[Opening Data under study section]

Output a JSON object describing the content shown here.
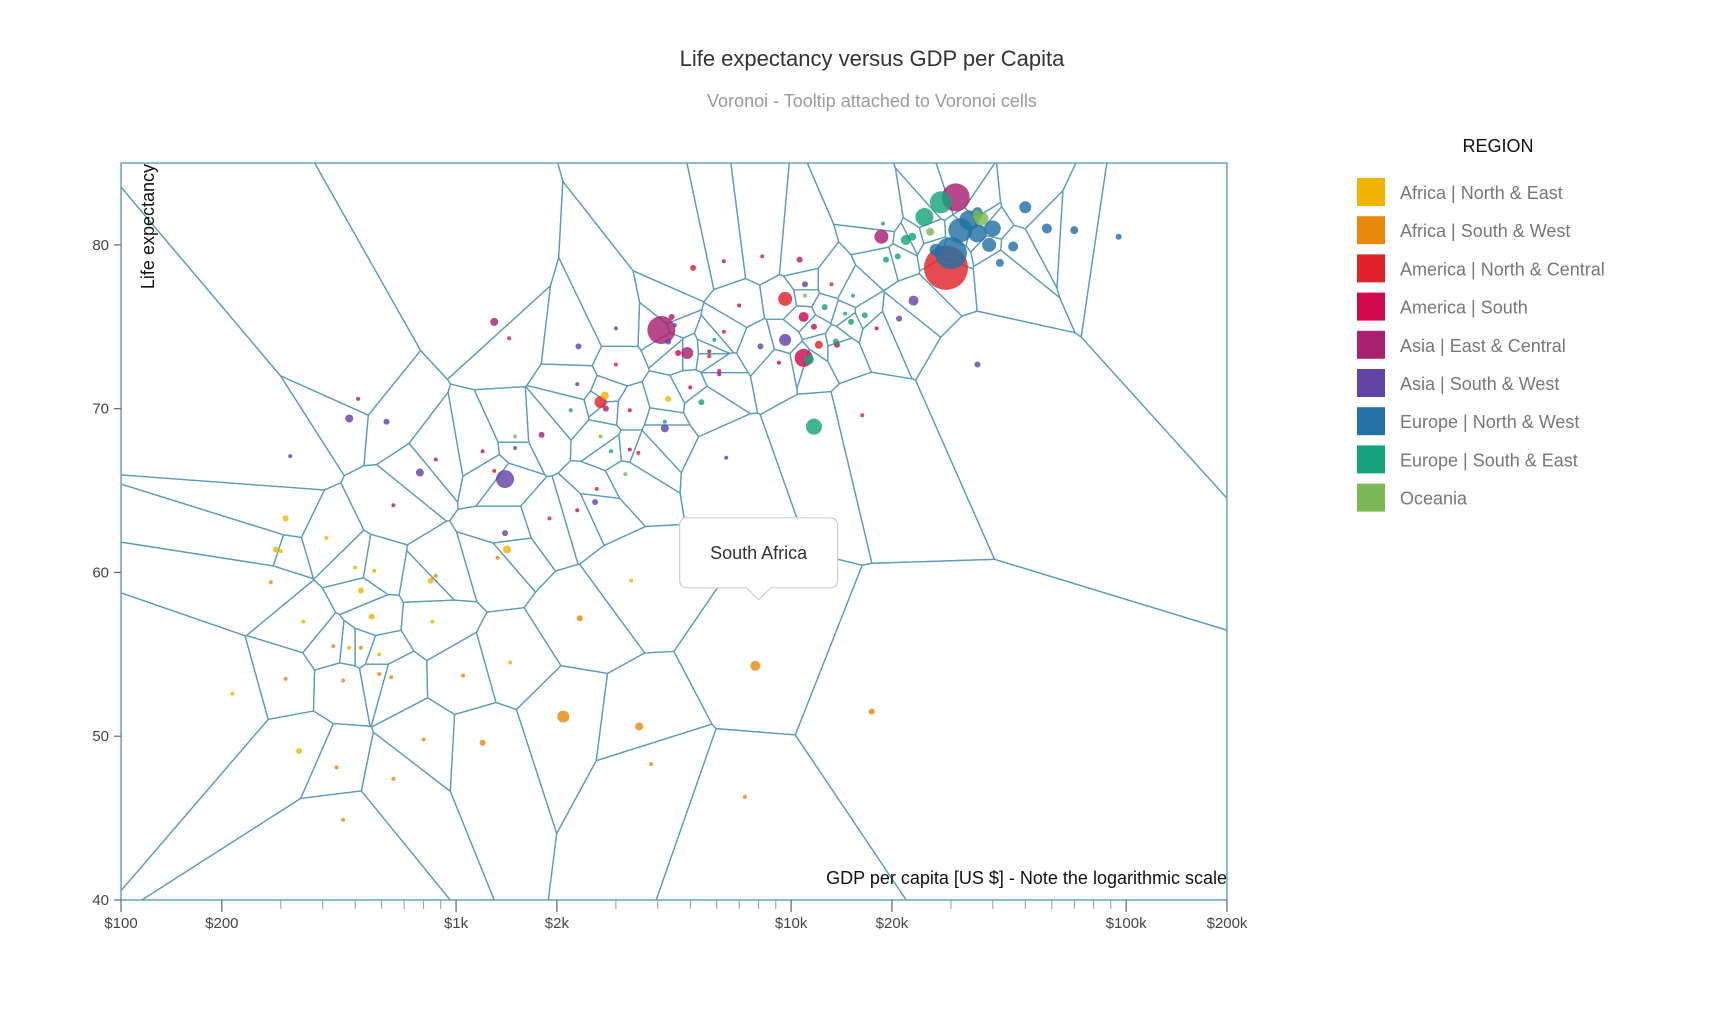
{
  "chart_data": {
    "type": "scatter",
    "title": "Life expectancy versus GDP per Capita",
    "subtitle": "Voronoi - Tooltip attached to Voronoi cells",
    "xlabel": "GDP per capita [US $] - Note the logarithmic scale",
    "ylabel": "Life expectancy",
    "x_scale": "log",
    "xlim": [
      100,
      200000
    ],
    "ylim": [
      40,
      85
    ],
    "x_ticks": [
      {
        "value": 100,
        "label": "$100"
      },
      {
        "value": 200,
        "label": "$200"
      },
      {
        "value": 1000,
        "label": "$1k"
      },
      {
        "value": 2000,
        "label": "$2k"
      },
      {
        "value": 10000,
        "label": "$10k"
      },
      {
        "value": 20000,
        "label": "$20k"
      },
      {
        "value": 100000,
        "label": "$100k"
      },
      {
        "value": 200000,
        "label": "$200k"
      }
    ],
    "y_ticks": [
      40,
      50,
      60,
      70,
      80
    ],
    "grid": false,
    "legend": {
      "title": "REGION",
      "position": "right",
      "items": [
        {
          "label": "Africa | North & East",
          "color": "#F0B400"
        },
        {
          "label": "Africa | South & West",
          "color": "#E8890C"
        },
        {
          "label": "America | North & Central",
          "color": "#E0232B"
        },
        {
          "label": "America | South",
          "color": "#D10A4E"
        },
        {
          "label": "Asia | East & Central",
          "color": "#A8206F"
        },
        {
          "label": "Asia | South & West",
          "color": "#6243A8"
        },
        {
          "label": "Europe | North & West",
          "color": "#2272A6"
        },
        {
          "label": "Europe | South & East",
          "color": "#17A37A"
        },
        {
          "label": "Oceania",
          "color": "#7CB955"
        }
      ]
    },
    "tooltip": {
      "text": "South Africa",
      "x": 8000,
      "y": 54.3
    },
    "series": [
      {
        "name": "Africa | North & East",
        "points": [
          [
            310,
            63.3,
            3
          ],
          [
            290,
            61.4,
            3
          ],
          [
            300,
            61.3,
            2
          ],
          [
            410,
            62.1,
            2
          ],
          [
            500,
            60.3,
            2
          ],
          [
            350,
            57.0,
            2
          ],
          [
            520,
            58.9,
            3
          ],
          [
            570,
            60.1,
            2
          ],
          [
            840,
            59.5,
            3
          ],
          [
            1420,
            61.4,
            4
          ],
          [
            560,
            57.3,
            3
          ],
          [
            480,
            55.4,
            2
          ],
          [
            590,
            55.0,
            2
          ],
          [
            215,
            52.6,
            2
          ],
          [
            1450,
            54.5,
            2
          ],
          [
            340,
            49.1,
            3
          ],
          [
            850,
            57.0,
            2
          ],
          [
            3330,
            59.5,
            2
          ],
          [
            4300,
            70.6,
            3
          ],
          [
            2780,
            70.8,
            4
          ]
        ]
      },
      {
        "name": "Africa | South & West",
        "points": [
          [
            280,
            59.4,
            2
          ],
          [
            430,
            55.5,
            2
          ],
          [
            520,
            55.4,
            2
          ],
          [
            590,
            53.8,
            2
          ],
          [
            870,
            59.8,
            2
          ],
          [
            1050,
            53.7,
            2
          ],
          [
            1330,
            60.9,
            2
          ],
          [
            2340,
            57.2,
            3
          ],
          [
            2090,
            51.2,
            6
          ],
          [
            3520,
            50.6,
            4
          ],
          [
            7820,
            54.3,
            5
          ],
          [
            17400,
            51.5,
            3
          ],
          [
            3820,
            48.3,
            2
          ],
          [
            7280,
            46.3,
            2
          ],
          [
            800,
            49.8,
            2
          ],
          [
            1200,
            49.6,
            3
          ],
          [
            650,
            47.4,
            2
          ],
          [
            440,
            48.1,
            2
          ],
          [
            460,
            44.9,
            2
          ],
          [
            640,
            53.6,
            2
          ],
          [
            460,
            53.4,
            2
          ],
          [
            310,
            53.5,
            2
          ]
        ]
      },
      {
        "name": "America | North & Central",
        "points": [
          [
            29000,
            78.6,
            22
          ],
          [
            9600,
            76.7,
            7
          ],
          [
            12100,
            73.9,
            4
          ],
          [
            2700,
            70.4,
            6
          ],
          [
            1300,
            66.2,
            2
          ],
          [
            3000,
            72.7,
            2
          ],
          [
            5100,
            78.6,
            3
          ],
          [
            8200,
            79.3,
            2
          ],
          [
            6300,
            74.7,
            2
          ],
          [
            5700,
            73.2,
            2
          ],
          [
            16300,
            69.6,
            2
          ],
          [
            1440,
            74.3,
            2
          ],
          [
            2630,
            65.1,
            2
          ],
          [
            1900,
            63.3,
            2
          ],
          [
            3500,
            67.3,
            2
          ],
          [
            13200,
            77.6,
            2
          ]
        ]
      },
      {
        "name": "America | South",
        "points": [
          [
            10900,
            73.1,
            9
          ],
          [
            10900,
            75.6,
            5
          ],
          [
            6100,
            72.1,
            2
          ],
          [
            7000,
            76.3,
            2
          ],
          [
            4600,
            73.4,
            3
          ],
          [
            18000,
            74.9,
            2
          ],
          [
            5000,
            71.3,
            2
          ],
          [
            3300,
            69.9,
            2
          ],
          [
            2300,
            63.8,
            2
          ],
          [
            11700,
            75.0,
            3
          ],
          [
            9200,
            72.8,
            2
          ],
          [
            13700,
            73.9,
            3
          ]
        ]
      },
      {
        "name": "Asia | East & Central",
        "points": [
          [
            31000,
            82.9,
            14
          ],
          [
            18600,
            80.5,
            7
          ],
          [
            4100,
            74.8,
            14
          ],
          [
            4900,
            73.4,
            6
          ],
          [
            6300,
            79.0,
            2
          ],
          [
            10600,
            79.1,
            3
          ],
          [
            1800,
            68.4,
            3
          ],
          [
            2800,
            70.0,
            3
          ],
          [
            6100,
            72.3,
            2
          ],
          [
            4400,
            75.6,
            3
          ],
          [
            5700,
            73.5,
            2
          ],
          [
            650,
            64.1,
            2
          ],
          [
            1200,
            67.4,
            2
          ],
          [
            3300,
            67.5,
            2
          ],
          [
            1300,
            75.3,
            4
          ],
          [
            870,
            66.9,
            2
          ],
          [
            510,
            70.6,
            2
          ]
        ]
      },
      {
        "name": "Asia | South & West",
        "points": [
          [
            1400,
            65.7,
            9
          ],
          [
            9600,
            74.2,
            6
          ],
          [
            480,
            69.4,
            4
          ],
          [
            620,
            69.2,
            3
          ],
          [
            780,
            66.1,
            4
          ],
          [
            4200,
            68.8,
            4
          ],
          [
            23200,
            76.6,
            5
          ],
          [
            1400,
            62.4,
            3
          ],
          [
            6400,
            67.0,
            2
          ],
          [
            21000,
            75.5,
            3
          ],
          [
            36000,
            72.7,
            3
          ],
          [
            2320,
            73.8,
            3
          ],
          [
            11000,
            77.6,
            3
          ],
          [
            8100,
            73.8,
            3
          ],
          [
            2600,
            64.3,
            3
          ],
          [
            1500,
            67.6,
            2
          ],
          [
            3000,
            74.9,
            2
          ],
          [
            320,
            67.1,
            2
          ],
          [
            4300,
            74.1,
            3
          ],
          [
            4500,
            75.1,
            2
          ],
          [
            2300,
            71.5,
            2
          ]
        ]
      },
      {
        "name": "Europe | North & West",
        "points": [
          [
            30000,
            79.5,
            16
          ],
          [
            32000,
            80.9,
            12
          ],
          [
            34000,
            81.5,
            10
          ],
          [
            36000,
            80.7,
            9
          ],
          [
            40000,
            81.0,
            8
          ],
          [
            50000,
            82.3,
            6
          ],
          [
            58000,
            81.0,
            5
          ],
          [
            27000,
            79.7,
            6
          ],
          [
            36000,
            82.0,
            5
          ],
          [
            39000,
            80.0,
            7
          ],
          [
            46000,
            79.9,
            5
          ],
          [
            70000,
            80.9,
            4
          ],
          [
            95000,
            80.5,
            3
          ],
          [
            42000,
            78.9,
            4
          ]
        ]
      },
      {
        "name": "Europe | South & East",
        "points": [
          [
            25000,
            81.7,
            9
          ],
          [
            28000,
            82.6,
            11
          ],
          [
            22000,
            80.3,
            5
          ],
          [
            11300,
            73.0,
            5
          ],
          [
            11700,
            68.9,
            8
          ],
          [
            13600,
            74.1,
            3
          ],
          [
            16600,
            75.7,
            3
          ],
          [
            15100,
            75.3,
            3
          ],
          [
            19200,
            79.1,
            3
          ],
          [
            15300,
            76.9,
            2
          ],
          [
            20800,
            79.3,
            3
          ],
          [
            23000,
            80.5,
            4
          ],
          [
            12600,
            76.2,
            3
          ],
          [
            14500,
            75.8,
            2
          ],
          [
            5900,
            74.2,
            2
          ],
          [
            5400,
            70.4,
            3
          ],
          [
            2900,
            67.4,
            2
          ],
          [
            18800,
            81.3,
            2
          ],
          [
            2200,
            69.9,
            2
          ],
          [
            4200,
            69.2,
            2
          ]
        ]
      },
      {
        "name": "Oceania",
        "points": [
          [
            37000,
            81.6,
            7
          ],
          [
            26000,
            80.8,
            4
          ],
          [
            3200,
            66.0,
            2
          ],
          [
            2700,
            68.3,
            2
          ],
          [
            1500,
            68.3,
            2
          ],
          [
            11000,
            76.9,
            2
          ],
          [
            36000,
            81.8,
            5
          ]
        ]
      }
    ]
  }
}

[Closing Data under study section]

- About this task -
Copy out each line of the data where the string "Central" appears.

- Output for this exercise -
          "label": "America | North & Central",
          "label": "Asia | East & Central",
        "name": "America | North & Central",
        "name": "Asia | East & Central",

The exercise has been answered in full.